begin
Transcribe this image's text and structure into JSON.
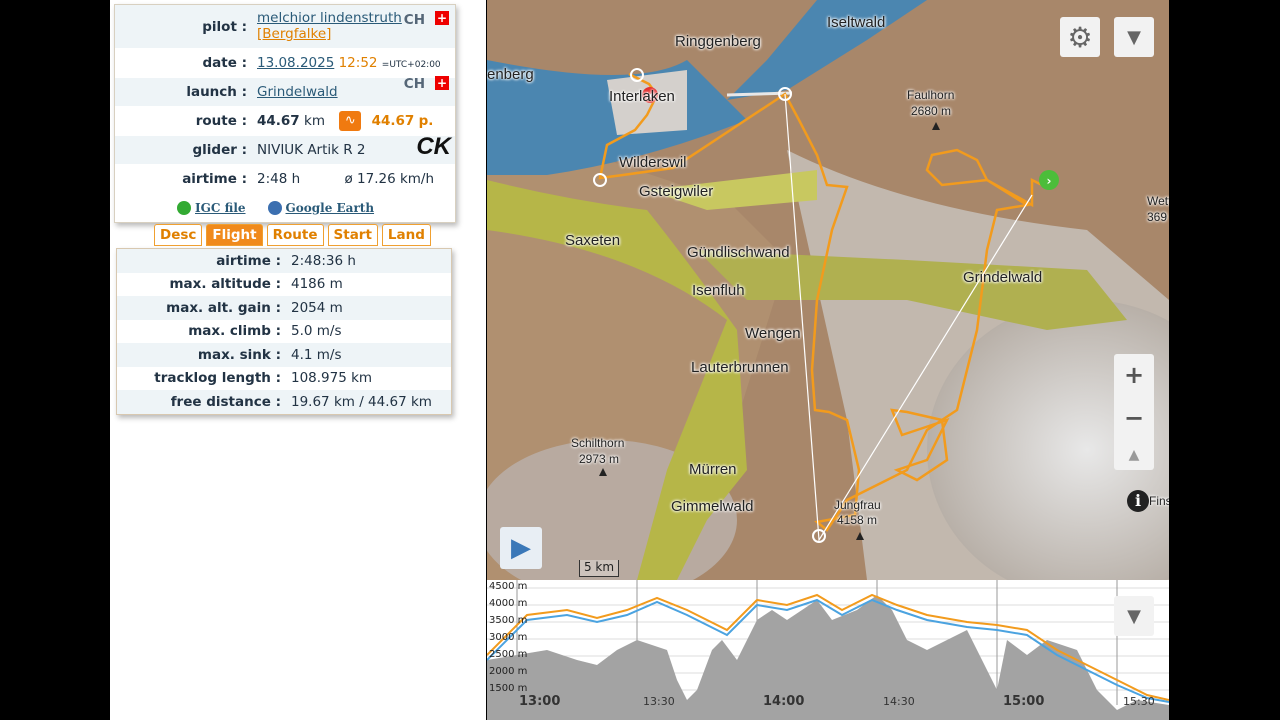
{
  "info": {
    "pilot_label": "pilot :",
    "pilot_name": "melchior lindenstruth",
    "pilot_team": "[Bergfalke]",
    "pilot_country": "CH",
    "date_label": "date :",
    "date": "13.08.2025",
    "time": "12:52",
    "tz": "=UTC+02:00",
    "launch_label": "launch :",
    "launch": "Grindelwald",
    "launch_country": "CH",
    "route_label": "route :",
    "route_km": "44.67",
    "route_unit": "km",
    "route_points": "44.67",
    "route_points_unit": "p.",
    "glider_label": "glider :",
    "glider": "NIVIUK Artik R 2",
    "glider_logo": "CK",
    "airtime_label": "airtime :",
    "airtime": "2:48 h",
    "avg_speed": "ø 17.26 km/h",
    "igc_label": "IGC file",
    "ge_label": "Google Earth"
  },
  "tabs": [
    "Desc",
    "Flight",
    "Route",
    "Start",
    "Land"
  ],
  "active_tab": "Flight",
  "stats": [
    {
      "label": "airtime :",
      "value": "2:48:36 h"
    },
    {
      "label": "max. altitude :",
      "value": "4186 m"
    },
    {
      "label": "max. alt. gain :",
      "value": "2054 m"
    },
    {
      "label": "max. climb :",
      "value": "5.0 m/s"
    },
    {
      "label": "max. sink :",
      "value": "4.1 m/s"
    },
    {
      "label": "tracklog length :",
      "value": "108.975 km"
    },
    {
      "label": "free distance :",
      "value": "19.67 km / 44.67 km"
    }
  ],
  "map": {
    "labels": [
      "Iseltwald",
      "Ringgenberg",
      "enberg",
      "Interlaken",
      "Faulhorn",
      "2680 m",
      "Wilderswil",
      "Gsteigwiler",
      "Wette",
      "369",
      "Saxeten",
      "Gündlischwand",
      "Grindelwald",
      "Isenfluh",
      "Wengen",
      "Lauterbrunnen",
      "Schilthorn",
      "2973 m",
      "Mürren",
      "Gimmelwald",
      "Jungfrau",
      "4158 m",
      "Fins"
    ],
    "scale": "5 km",
    "zoom_in": "+",
    "zoom_out": "−"
  },
  "profile": {
    "y_labels": [
      "4500 m",
      "4000 m",
      "3500 m",
      "3000 m",
      "2500 m",
      "2000 m",
      "1500 m"
    ],
    "x_labels": [
      "13:00",
      "13:30",
      "14:00",
      "14:30",
      "15:00",
      "15:30"
    ],
    "colors": {
      "track": "#f29b1d",
      "gnd": "#4ba3e0"
    }
  }
}
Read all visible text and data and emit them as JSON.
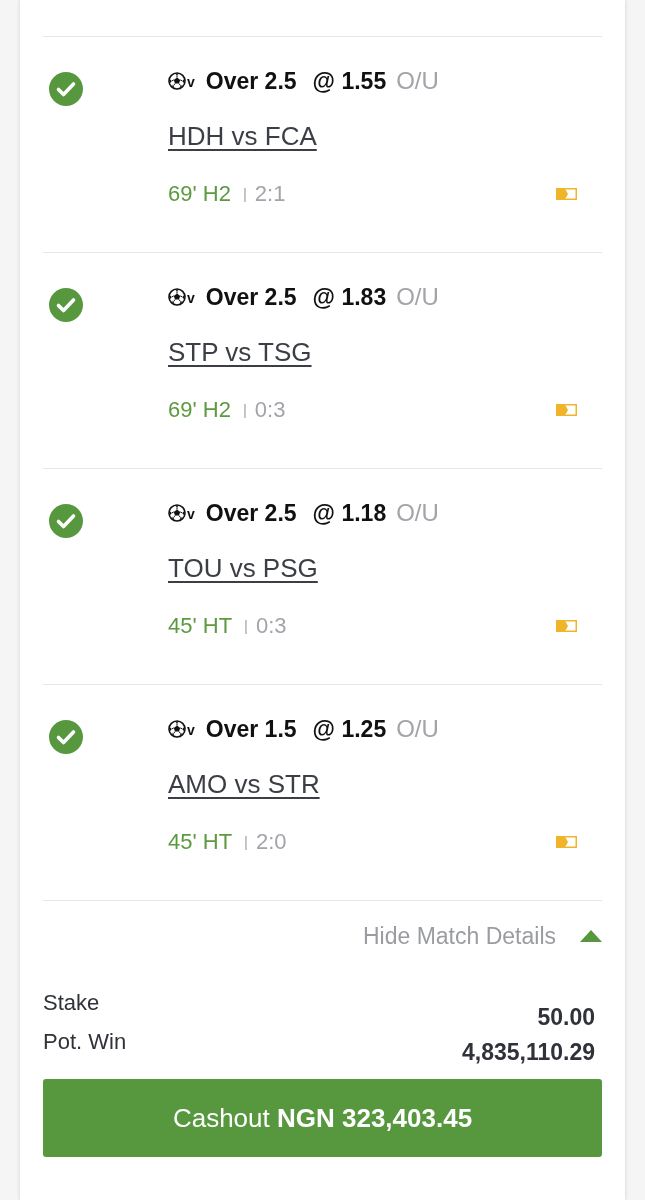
{
  "legs": [
    {
      "won": true,
      "sport_suffix": "v",
      "selection": "Over 2.5",
      "odds": "@ 1.55",
      "market": "O/U",
      "match": "HDH vs FCA",
      "clock": "69' H2",
      "separator": "|",
      "score": "2:1"
    },
    {
      "won": true,
      "sport_suffix": "v",
      "selection": "Over 2.5",
      "odds": "@ 1.83",
      "market": "O/U",
      "match": "STP vs TSG",
      "clock": "69' H2",
      "separator": "|",
      "score": "0:3"
    },
    {
      "won": true,
      "sport_suffix": "v",
      "selection": "Over 2.5",
      "odds": "@ 1.18",
      "market": "O/U",
      "match": "TOU vs PSG",
      "clock": "45' HT",
      "separator": "|",
      "score": "0:3"
    },
    {
      "won": true,
      "sport_suffix": "v",
      "selection": "Over 1.5",
      "odds": "@ 1.25",
      "market": "O/U",
      "match": "AMO vs STR",
      "clock": "45' HT",
      "separator": "|",
      "score": "2:0"
    }
  ],
  "details_toggle": {
    "label": "Hide Match Details",
    "expanded": true
  },
  "summary": [
    {
      "label": "Stake",
      "value": "50.00"
    },
    {
      "label": "Pot. Win",
      "value": "4,835,110.29"
    }
  ],
  "cashout_button": "Cashout **NGN 323,403.45**"
}
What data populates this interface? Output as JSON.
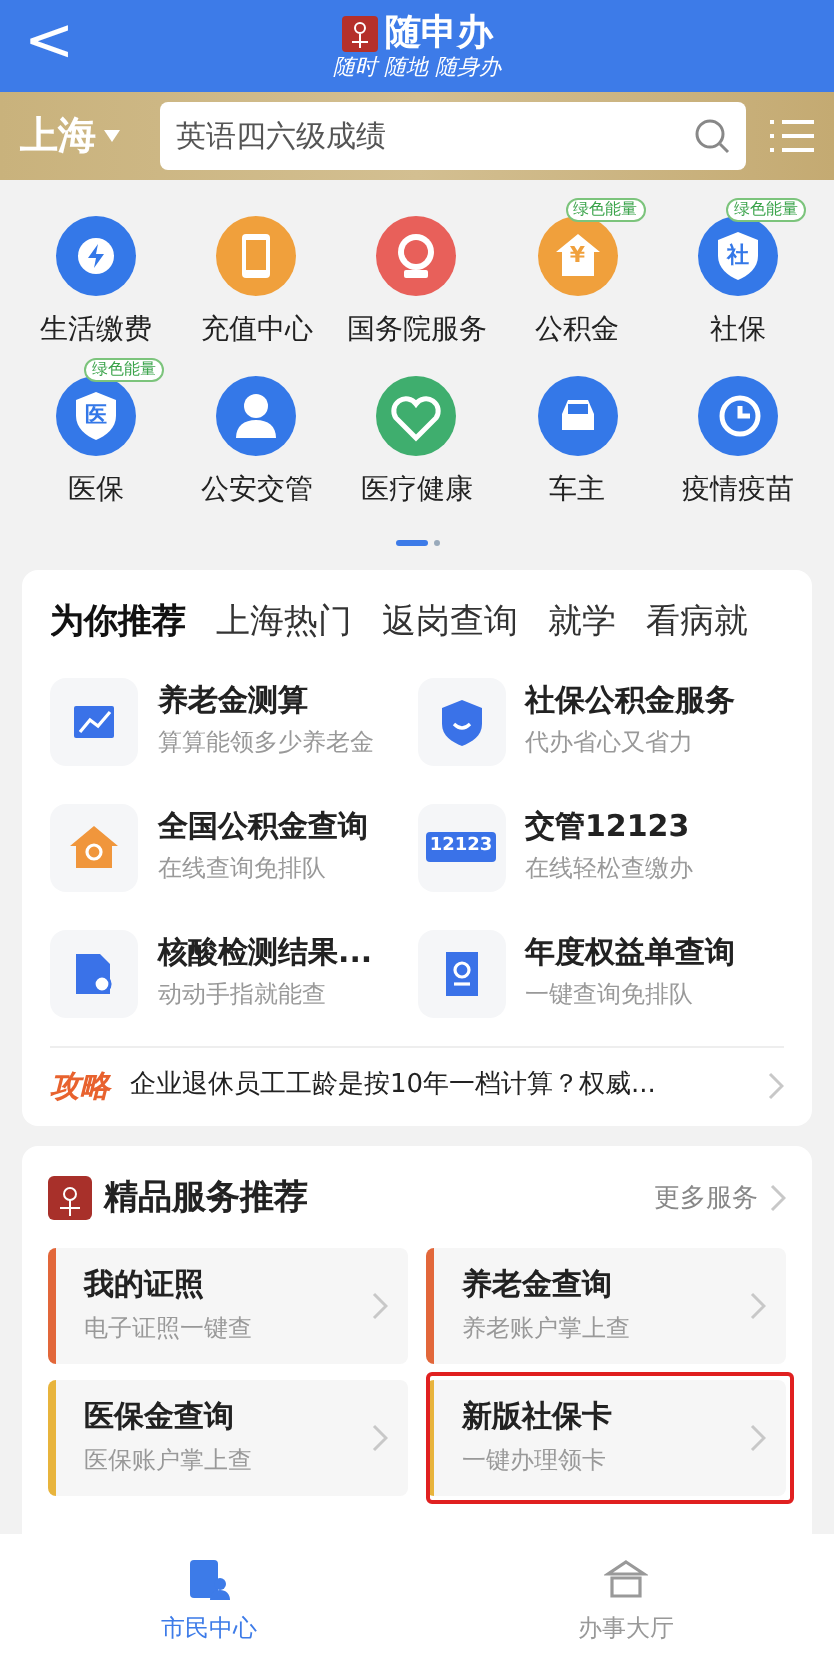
{
  "header": {
    "back": "<",
    "app_name": "随申办",
    "tagline": "随时 随地 随身办"
  },
  "search_bar": {
    "city": "上海",
    "placeholder": "英语四六级成绩"
  },
  "grid": [
    {
      "label": "生活缴费",
      "color": "#3478e8",
      "kind": "bolt"
    },
    {
      "label": "充值中心",
      "color": "#f0a03c",
      "kind": "phone"
    },
    {
      "label": "国务院服务",
      "color": "#e8605a",
      "kind": "emblem"
    },
    {
      "label": "公积金",
      "color": "#f0a03c",
      "kind": "house",
      "badge": "绿色能量"
    },
    {
      "label": "社保",
      "color": "#3478e8",
      "kind": "shield",
      "badge": "绿色能量"
    },
    {
      "label": "医保",
      "color": "#3478e8",
      "kind": "shield",
      "badge": "绿色能量"
    },
    {
      "label": "公安交管",
      "color": "#3478e8",
      "kind": "police"
    },
    {
      "label": "医疗健康",
      "color": "#3fae6e",
      "kind": "heart"
    },
    {
      "label": "车主",
      "color": "#3478e8",
      "kind": "car"
    },
    {
      "label": "疫情疫苗",
      "color": "#3478e8",
      "kind": "clock"
    }
  ],
  "grid_glyphs": {
    "3": "¥",
    "4": "社",
    "5": "医"
  },
  "tabs": [
    {
      "label": "为你推荐",
      "selected": true
    },
    {
      "label": "上海热门",
      "selected": false
    },
    {
      "label": "返岗查询",
      "selected": false
    },
    {
      "label": "就学",
      "selected": false
    },
    {
      "label": "看病就",
      "selected": false
    }
  ],
  "recommend": [
    {
      "title": "养老金测算",
      "subtitle": "算算能领多少养老金",
      "kind": "chart"
    },
    {
      "title": "社保公积金服务",
      "subtitle": "代办省心又省力",
      "kind": "shield"
    },
    {
      "title": "全国公积金查询",
      "subtitle": "在线查询免排队",
      "kind": "house"
    },
    {
      "title": "交管12123",
      "subtitle": "在线轻松查缴办",
      "kind": "card",
      "icon_text": "12123"
    },
    {
      "title": "核酸检测结果...",
      "subtitle": "动动手指就能查",
      "kind": "flask"
    },
    {
      "title": "年度权益单查询",
      "subtitle": "一键查询免排队",
      "kind": "receipt"
    }
  ],
  "tip": {
    "tag": "攻略",
    "text": "企业退休员工工龄是按10年一档计算？权威..."
  },
  "premium": {
    "title": "精品服务推荐",
    "more": "更多服务",
    "items": [
      {
        "title": "我的证照",
        "subtitle": "电子证照一键查",
        "color": "#e2673a",
        "highlighted": false
      },
      {
        "title": "养老金查询",
        "subtitle": "养老账户掌上查",
        "color": "#e2673a",
        "highlighted": false
      },
      {
        "title": "医保金查询",
        "subtitle": "医保账户掌上查",
        "color": "#e8b43c",
        "highlighted": false
      },
      {
        "title": "新版社保卡",
        "subtitle": "一键办理领卡",
        "color": "#e8b43c",
        "highlighted": true
      }
    ]
  },
  "bottom_nav": [
    {
      "label": "市民中心",
      "selected": true
    },
    {
      "label": "办事大厅",
      "selected": false
    }
  ]
}
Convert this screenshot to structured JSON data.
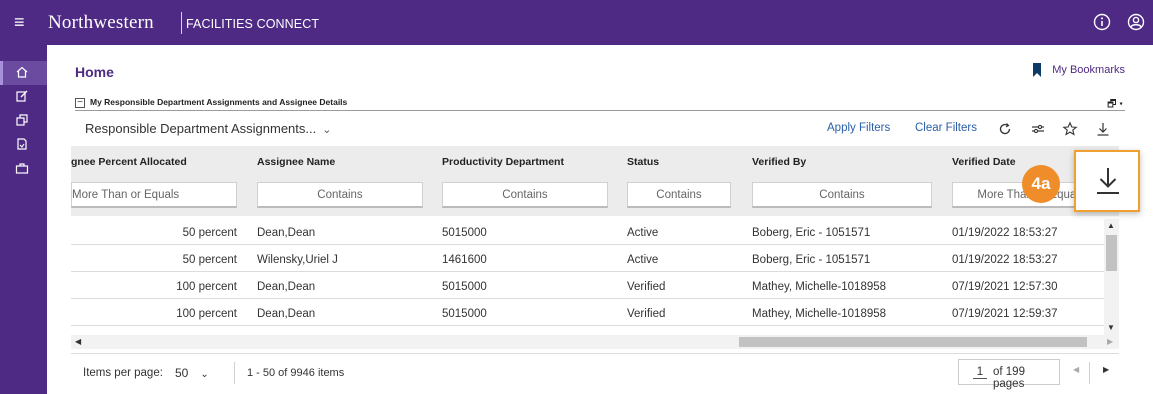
{
  "app": {
    "logo": "Northwestern",
    "subtitle": "FACILITIES CONNECT"
  },
  "header_icons": [
    "hamburger-icon",
    "info-icon",
    "user-icon"
  ],
  "sidebar": {
    "items": [
      "home-icon",
      "edit-icon",
      "copy-icon",
      "document-icon",
      "briefcase-icon"
    ]
  },
  "page": {
    "title": "Home",
    "bookmarks_label": "My Bookmarks"
  },
  "section": {
    "toggle": "−",
    "title": "My Responsible Department Assignments and Assignee Details",
    "tools": "🗗 ▾"
  },
  "toolbar": {
    "view_name": "Responsible Department Assignments...",
    "view_chevron": "⌄",
    "apply_filters": "Apply Filters",
    "clear_filters": "Clear Filters"
  },
  "grid": {
    "columns": [
      "gnee Percent Allocated",
      "Assignee Name",
      "Productivity Department",
      "Status",
      "Verified By",
      "Verified Date"
    ],
    "filters": [
      "More Than or Equals",
      "Contains",
      "Contains",
      "Contains",
      "Contains",
      "More Than or Equals"
    ],
    "rows": [
      [
        "50 percent",
        "Dean,Dean",
        "5015000",
        "Active",
        "Boberg, Eric - 1051571",
        "01/19/2022 18:53:27"
      ],
      [
        "50 percent",
        "Wilensky,Uriel J",
        "1461600",
        "Active",
        "Boberg, Eric - 1051571",
        "01/19/2022 18:53:27"
      ],
      [
        "100 percent",
        "Dean,Dean",
        "5015000",
        "Verified",
        "Mathey, Michelle-1018958",
        "07/19/2021 12:57:30"
      ],
      [
        "100 percent",
        "Dean,Dean",
        "5015000",
        "Verified",
        "Mathey, Michelle-1018958",
        "07/19/2021 12:59:37"
      ]
    ]
  },
  "pager": {
    "items_per_page_label": "Items per page:",
    "page_size": "50",
    "page_size_chevron": "⌄",
    "count_text": "1 - 50 of 9946 items",
    "current_page": "1",
    "of_pages": "of 199 pages"
  },
  "callout": {
    "badge": "4a",
    "icon": "download-icon"
  },
  "colors": {
    "brand": "#4e2a84",
    "link": "#2a5ea8",
    "callout": "#ef8d2b"
  }
}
end
Copy each line of the preceding data that contains the string "JSON".

Transcribe this image's text and structure into JSON.
Read all visible text and data and emit them as JSON.
What data populates this interface? Output as JSON.
Convert this screenshot to structured JSON data.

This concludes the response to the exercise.